▶ Exercise goal
Find the lines that hold "podľa". Report only how many there are.

▶ Exercise data
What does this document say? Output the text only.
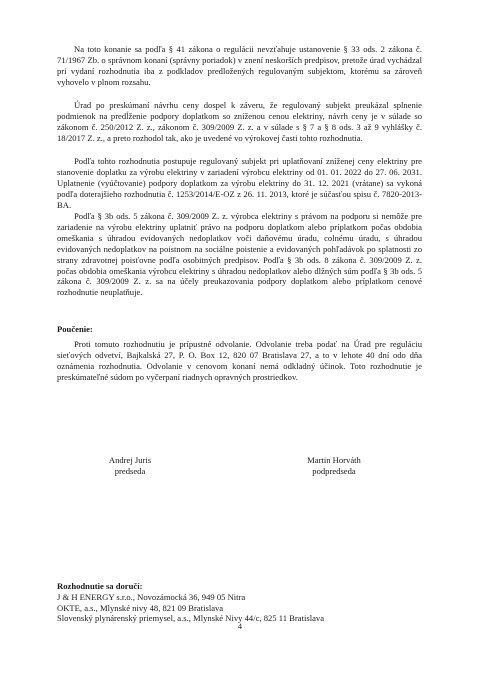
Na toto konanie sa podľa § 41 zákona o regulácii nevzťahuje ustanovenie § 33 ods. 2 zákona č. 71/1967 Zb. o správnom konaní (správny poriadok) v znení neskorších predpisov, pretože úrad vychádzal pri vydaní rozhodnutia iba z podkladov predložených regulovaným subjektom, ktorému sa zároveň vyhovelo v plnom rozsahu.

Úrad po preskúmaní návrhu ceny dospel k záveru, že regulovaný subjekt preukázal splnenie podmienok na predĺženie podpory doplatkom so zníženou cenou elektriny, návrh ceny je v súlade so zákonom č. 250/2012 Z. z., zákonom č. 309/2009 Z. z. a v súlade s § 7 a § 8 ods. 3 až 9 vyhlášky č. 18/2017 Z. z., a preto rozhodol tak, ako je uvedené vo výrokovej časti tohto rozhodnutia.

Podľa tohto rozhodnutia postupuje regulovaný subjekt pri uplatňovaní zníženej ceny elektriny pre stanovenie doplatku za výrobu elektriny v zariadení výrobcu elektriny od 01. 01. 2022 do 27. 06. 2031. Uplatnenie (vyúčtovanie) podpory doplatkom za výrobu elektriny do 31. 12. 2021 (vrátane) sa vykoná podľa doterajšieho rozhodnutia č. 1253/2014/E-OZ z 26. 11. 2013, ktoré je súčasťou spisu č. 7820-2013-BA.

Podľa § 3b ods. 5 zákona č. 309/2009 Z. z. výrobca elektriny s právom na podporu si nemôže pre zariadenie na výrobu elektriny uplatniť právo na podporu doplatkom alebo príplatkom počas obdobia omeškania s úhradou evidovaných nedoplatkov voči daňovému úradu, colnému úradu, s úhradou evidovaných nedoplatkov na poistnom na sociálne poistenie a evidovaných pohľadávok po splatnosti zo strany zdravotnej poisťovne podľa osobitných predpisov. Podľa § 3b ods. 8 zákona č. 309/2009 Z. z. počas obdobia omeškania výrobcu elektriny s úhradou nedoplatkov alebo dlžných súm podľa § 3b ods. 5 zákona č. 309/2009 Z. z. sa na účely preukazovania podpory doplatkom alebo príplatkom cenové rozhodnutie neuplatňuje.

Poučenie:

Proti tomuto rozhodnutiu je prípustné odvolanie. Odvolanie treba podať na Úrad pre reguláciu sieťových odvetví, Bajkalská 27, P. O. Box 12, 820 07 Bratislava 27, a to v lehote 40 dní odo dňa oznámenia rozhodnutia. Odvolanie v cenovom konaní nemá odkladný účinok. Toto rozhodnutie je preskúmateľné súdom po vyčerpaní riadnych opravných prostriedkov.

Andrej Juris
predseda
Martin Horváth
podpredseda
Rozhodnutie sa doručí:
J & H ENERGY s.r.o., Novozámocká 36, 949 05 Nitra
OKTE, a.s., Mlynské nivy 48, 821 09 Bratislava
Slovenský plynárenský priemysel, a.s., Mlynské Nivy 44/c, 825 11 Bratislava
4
---
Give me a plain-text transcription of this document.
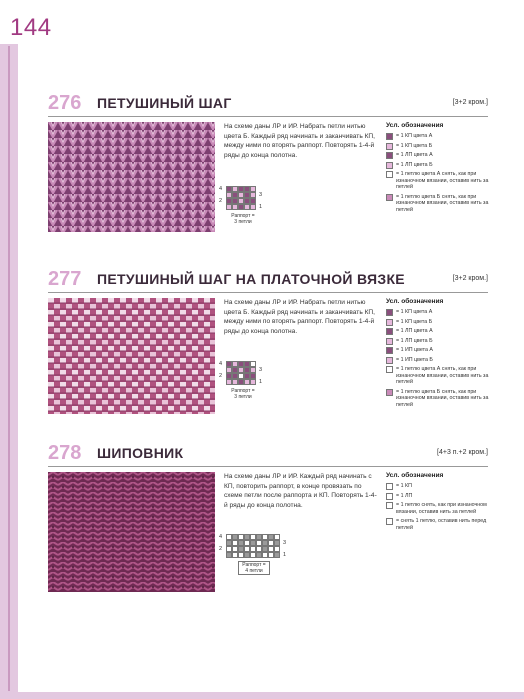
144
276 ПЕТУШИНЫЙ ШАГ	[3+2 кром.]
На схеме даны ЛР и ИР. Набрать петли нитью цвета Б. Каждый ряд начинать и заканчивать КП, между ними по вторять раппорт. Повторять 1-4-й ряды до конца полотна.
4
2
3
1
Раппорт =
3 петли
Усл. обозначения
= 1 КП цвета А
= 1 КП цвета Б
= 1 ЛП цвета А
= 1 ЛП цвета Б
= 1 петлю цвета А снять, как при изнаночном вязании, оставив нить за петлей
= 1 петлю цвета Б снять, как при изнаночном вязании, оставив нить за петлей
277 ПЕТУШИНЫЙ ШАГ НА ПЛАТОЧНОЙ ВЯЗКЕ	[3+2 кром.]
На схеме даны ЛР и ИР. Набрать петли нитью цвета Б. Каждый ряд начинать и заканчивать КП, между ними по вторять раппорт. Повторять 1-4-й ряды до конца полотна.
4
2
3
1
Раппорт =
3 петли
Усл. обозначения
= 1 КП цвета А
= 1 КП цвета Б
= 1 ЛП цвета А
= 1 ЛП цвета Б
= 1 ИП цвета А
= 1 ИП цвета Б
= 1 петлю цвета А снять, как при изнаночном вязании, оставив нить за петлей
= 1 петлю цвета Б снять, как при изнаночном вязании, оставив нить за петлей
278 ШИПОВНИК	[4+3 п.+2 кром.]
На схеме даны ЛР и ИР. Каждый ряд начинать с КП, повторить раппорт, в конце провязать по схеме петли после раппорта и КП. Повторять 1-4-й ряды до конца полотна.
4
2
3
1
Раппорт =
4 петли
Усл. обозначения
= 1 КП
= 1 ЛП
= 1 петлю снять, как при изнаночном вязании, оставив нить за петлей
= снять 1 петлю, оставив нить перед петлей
---
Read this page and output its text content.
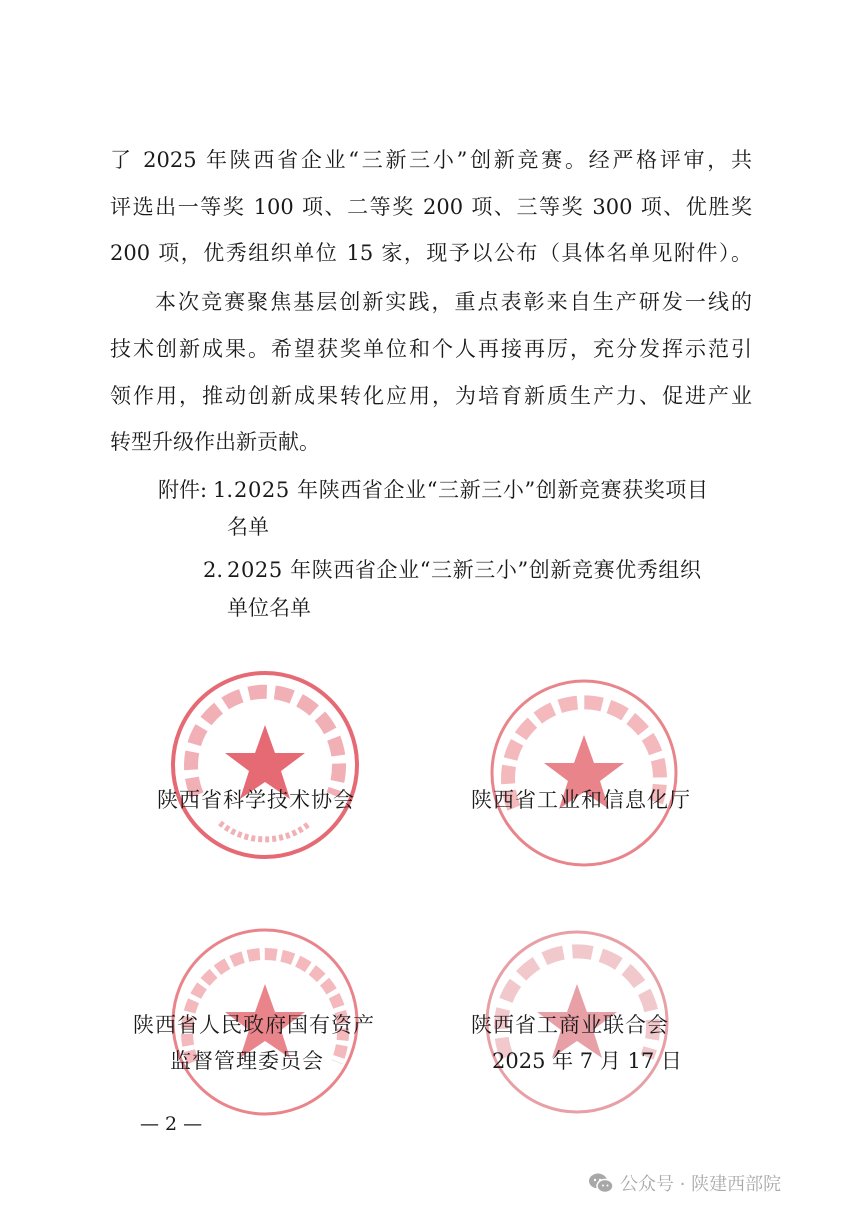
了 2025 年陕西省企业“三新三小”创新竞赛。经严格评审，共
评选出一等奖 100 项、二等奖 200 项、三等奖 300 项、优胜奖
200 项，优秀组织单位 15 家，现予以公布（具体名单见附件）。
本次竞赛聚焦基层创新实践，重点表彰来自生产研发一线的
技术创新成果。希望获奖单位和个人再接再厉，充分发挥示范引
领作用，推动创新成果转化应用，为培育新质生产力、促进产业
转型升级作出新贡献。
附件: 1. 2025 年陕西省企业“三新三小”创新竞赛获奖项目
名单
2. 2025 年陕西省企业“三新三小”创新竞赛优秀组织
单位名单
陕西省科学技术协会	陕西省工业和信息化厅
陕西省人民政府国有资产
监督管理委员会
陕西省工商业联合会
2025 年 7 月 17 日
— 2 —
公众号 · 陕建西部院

▶ Expected answer
3